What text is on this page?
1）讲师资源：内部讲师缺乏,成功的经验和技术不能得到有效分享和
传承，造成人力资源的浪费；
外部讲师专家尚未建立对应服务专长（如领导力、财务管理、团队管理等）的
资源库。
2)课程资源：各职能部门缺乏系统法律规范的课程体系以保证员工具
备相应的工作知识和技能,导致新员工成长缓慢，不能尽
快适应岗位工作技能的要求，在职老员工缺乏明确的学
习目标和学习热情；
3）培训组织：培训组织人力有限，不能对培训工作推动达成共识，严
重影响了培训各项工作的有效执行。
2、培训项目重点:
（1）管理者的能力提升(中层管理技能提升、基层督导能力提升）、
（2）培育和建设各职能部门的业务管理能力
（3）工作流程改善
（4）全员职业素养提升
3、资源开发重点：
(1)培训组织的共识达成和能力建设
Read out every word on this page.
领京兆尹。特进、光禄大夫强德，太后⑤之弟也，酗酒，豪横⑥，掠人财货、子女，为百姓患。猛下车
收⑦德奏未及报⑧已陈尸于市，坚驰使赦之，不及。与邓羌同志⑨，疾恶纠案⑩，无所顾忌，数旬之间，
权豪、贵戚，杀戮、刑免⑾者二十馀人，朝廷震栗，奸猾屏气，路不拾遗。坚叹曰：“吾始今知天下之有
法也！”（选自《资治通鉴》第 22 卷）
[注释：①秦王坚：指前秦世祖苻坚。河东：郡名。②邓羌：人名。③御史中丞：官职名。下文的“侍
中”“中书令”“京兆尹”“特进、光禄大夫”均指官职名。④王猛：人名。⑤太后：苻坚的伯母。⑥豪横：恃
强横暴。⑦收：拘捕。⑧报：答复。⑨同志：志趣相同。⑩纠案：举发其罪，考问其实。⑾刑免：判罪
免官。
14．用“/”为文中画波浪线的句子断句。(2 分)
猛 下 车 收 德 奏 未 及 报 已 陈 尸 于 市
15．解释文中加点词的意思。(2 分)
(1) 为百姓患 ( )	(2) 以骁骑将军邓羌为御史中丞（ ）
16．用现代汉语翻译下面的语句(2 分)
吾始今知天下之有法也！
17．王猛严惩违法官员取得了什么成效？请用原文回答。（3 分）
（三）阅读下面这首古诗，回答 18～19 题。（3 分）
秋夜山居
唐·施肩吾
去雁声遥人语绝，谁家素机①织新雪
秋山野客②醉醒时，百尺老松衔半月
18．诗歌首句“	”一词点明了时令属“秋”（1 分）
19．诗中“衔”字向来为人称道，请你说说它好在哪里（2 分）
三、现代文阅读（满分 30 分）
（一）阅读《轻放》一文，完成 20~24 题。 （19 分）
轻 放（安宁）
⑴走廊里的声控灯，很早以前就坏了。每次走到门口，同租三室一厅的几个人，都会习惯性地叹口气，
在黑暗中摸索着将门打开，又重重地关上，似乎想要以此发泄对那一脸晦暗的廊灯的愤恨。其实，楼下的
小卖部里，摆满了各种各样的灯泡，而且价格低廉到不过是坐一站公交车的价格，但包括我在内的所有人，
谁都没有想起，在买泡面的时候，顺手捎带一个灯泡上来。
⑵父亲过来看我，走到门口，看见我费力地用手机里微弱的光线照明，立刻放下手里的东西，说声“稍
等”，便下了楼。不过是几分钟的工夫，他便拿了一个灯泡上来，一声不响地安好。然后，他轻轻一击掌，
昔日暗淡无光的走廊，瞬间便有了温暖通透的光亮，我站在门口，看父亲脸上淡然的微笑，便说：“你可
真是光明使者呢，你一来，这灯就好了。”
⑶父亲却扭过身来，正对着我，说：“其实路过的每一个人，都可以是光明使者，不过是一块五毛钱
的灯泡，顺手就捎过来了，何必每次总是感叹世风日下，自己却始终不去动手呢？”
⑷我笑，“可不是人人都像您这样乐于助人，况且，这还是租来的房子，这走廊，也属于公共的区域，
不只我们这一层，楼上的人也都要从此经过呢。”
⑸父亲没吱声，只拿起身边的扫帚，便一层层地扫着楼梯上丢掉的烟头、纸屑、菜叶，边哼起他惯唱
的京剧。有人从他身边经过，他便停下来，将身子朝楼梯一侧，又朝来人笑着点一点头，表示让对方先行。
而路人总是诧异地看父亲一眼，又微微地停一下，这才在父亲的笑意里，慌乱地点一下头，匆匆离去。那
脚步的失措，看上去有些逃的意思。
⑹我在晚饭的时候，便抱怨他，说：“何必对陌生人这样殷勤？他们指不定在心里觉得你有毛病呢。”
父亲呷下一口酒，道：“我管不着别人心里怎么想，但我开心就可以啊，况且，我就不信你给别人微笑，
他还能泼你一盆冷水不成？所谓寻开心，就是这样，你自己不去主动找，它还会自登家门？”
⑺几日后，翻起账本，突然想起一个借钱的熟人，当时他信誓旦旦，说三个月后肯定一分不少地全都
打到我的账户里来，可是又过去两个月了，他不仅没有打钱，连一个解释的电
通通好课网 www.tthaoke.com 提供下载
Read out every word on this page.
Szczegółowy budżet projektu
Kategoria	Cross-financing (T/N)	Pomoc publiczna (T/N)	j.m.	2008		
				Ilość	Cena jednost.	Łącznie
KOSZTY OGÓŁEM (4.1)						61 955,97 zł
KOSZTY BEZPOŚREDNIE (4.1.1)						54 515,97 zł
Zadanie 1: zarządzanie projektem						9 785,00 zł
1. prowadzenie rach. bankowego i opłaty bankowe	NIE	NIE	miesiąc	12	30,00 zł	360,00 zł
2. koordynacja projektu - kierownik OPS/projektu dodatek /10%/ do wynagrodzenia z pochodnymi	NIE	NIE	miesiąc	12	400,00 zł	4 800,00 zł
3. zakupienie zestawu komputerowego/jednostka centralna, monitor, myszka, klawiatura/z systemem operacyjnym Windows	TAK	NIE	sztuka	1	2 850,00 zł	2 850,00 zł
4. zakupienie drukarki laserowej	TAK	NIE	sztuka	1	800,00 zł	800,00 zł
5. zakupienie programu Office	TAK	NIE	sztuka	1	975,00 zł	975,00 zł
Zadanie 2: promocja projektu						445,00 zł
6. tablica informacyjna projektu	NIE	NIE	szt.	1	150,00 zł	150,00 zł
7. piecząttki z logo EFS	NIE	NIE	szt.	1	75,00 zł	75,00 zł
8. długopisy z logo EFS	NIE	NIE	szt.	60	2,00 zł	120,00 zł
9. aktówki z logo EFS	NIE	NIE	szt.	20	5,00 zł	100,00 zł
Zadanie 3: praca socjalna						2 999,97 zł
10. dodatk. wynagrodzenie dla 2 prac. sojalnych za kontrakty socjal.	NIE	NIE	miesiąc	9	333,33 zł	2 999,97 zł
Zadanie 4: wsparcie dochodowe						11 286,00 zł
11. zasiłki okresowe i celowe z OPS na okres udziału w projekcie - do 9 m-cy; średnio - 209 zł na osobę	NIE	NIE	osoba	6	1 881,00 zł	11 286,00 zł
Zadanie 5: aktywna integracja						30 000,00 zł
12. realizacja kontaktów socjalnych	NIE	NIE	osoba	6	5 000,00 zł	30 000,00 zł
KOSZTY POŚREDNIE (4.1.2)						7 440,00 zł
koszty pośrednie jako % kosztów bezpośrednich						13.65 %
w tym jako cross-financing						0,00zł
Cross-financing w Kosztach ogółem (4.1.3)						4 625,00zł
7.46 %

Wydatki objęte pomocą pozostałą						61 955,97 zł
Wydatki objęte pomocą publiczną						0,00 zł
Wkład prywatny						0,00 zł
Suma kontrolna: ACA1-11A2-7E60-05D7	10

Work to be completed =
Filter the records, keeping only lines that contain "zakupienie", and show those lines.

Finished exercise =
3. zakupienie zestawu komputerowego/jednostka centralna, monitor, myszka, klawiatura/z systemem operacyjnym Windows	TAK	NIE	sztuka	1	2 850,00 zł	2 850,00 zł
4. zakupienie drukarki laserowej	TAK	NIE	sztuka	1	800,00 zł	800,00 zł
5. zakupienie programu Office	TAK	NIE	sztuka	1	975,00 zł	975,00 zł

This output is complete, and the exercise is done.